··· GIVEN RECORDS ···
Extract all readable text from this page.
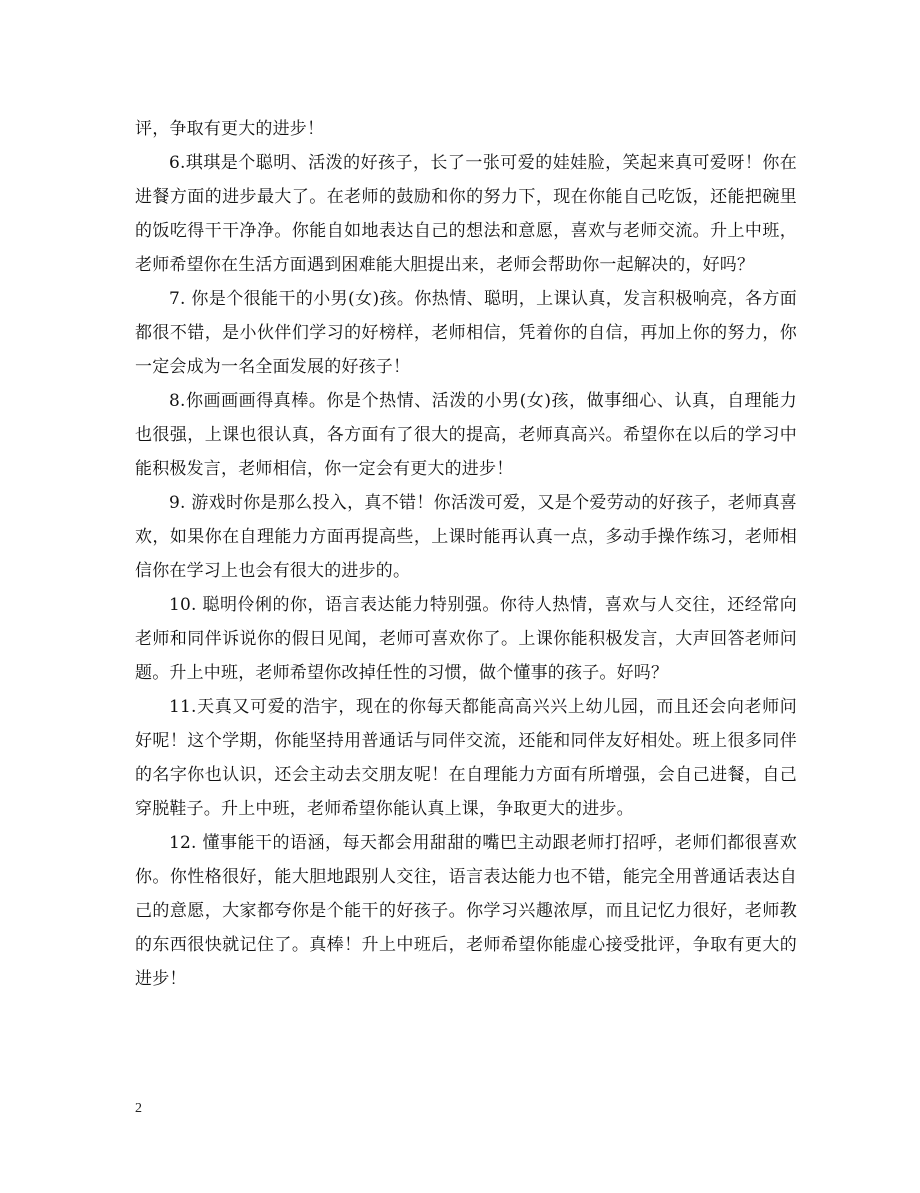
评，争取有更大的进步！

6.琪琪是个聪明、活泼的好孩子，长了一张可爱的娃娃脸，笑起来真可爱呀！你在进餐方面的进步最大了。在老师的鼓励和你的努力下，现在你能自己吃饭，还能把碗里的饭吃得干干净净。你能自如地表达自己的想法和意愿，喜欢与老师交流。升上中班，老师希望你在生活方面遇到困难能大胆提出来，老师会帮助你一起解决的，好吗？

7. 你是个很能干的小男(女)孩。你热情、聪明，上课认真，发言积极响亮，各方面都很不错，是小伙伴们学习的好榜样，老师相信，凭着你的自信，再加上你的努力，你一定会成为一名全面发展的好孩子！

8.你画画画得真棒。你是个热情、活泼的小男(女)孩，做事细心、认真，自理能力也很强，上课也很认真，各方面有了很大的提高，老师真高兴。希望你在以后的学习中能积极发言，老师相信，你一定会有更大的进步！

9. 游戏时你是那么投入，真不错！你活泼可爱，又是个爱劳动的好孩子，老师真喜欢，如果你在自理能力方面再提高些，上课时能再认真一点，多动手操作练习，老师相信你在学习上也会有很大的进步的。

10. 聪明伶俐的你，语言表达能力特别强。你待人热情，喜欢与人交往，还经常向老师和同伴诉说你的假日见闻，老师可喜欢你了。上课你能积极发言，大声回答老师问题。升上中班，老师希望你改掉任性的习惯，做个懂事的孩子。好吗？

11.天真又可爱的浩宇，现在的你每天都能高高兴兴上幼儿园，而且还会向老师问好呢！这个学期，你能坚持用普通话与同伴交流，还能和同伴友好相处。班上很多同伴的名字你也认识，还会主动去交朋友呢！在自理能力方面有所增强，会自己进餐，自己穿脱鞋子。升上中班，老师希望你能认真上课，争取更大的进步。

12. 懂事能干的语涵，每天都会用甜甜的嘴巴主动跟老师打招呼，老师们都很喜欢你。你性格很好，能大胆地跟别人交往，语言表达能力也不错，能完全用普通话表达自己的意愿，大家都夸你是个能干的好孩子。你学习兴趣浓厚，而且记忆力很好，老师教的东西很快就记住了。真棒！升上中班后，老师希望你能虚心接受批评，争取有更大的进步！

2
···
▶ _GIVEN INSTRUCTION_
Keep only those lines of the records that hold "争取有更大的进步", and return them.

▶ _EXERCISE RESPONSE_
评，争取有更大的进步！
12. 懂事能干的语涵，每天都会用甜甜的嘴巴主动跟老师打招呼，老师们都很喜欢你。你性格很好，能大胆地跟别人交往，语言表达能力也不错，能完全用普通话表达自己的意愿，大家都夸你是个能干的好孩子。你学习兴趣浓厚，而且记忆力很好，老师教的东西很快就记住了。真棒！升上中班后，老师希望你能虚心接受批评，争取有更大的进步！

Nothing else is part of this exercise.